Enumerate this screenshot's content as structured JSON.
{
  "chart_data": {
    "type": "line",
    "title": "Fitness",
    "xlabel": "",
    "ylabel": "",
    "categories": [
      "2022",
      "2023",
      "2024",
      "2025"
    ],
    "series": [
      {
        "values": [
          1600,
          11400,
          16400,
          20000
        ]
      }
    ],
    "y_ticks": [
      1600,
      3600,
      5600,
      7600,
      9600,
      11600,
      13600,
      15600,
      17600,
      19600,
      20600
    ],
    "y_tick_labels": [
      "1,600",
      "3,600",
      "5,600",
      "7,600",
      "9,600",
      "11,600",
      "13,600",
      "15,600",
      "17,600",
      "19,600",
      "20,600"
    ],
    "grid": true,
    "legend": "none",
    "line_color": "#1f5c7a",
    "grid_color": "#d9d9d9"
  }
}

•••

## TASK TO COMPLETE
Copy the material above verbatim.

## SOLUTION TO THE PROBLEM
Enumerate this screenshot's content as structured JSON.
{
  "chart_data": {
    "type": "line",
    "title": "Fitness",
    "xlabel": "",
    "ylabel": "",
    "categories": [
      "2022",
      "2023",
      "2024",
      "2025"
    ],
    "series": [
      {
        "values": [
          1600,
          11400,
          16400,
          20000
        ]
      }
    ],
    "y_ticks": [
      1600,
      3600,
      5600,
      7600,
      9600,
      11600,
      13600,
      15600,
      17600,
      19600,
      20600
    ],
    "y_tick_labels": [
      "1,600",
      "3,600",
      "5,600",
      "7,600",
      "9,600",
      "11,600",
      "13,600",
      "15,600",
      "17,600",
      "19,600",
      "20,600"
    ],
    "grid": true,
    "legend": "none",
    "line_color": "#1f5c7a",
    "grid_color": "#d9d9d9"
  }
}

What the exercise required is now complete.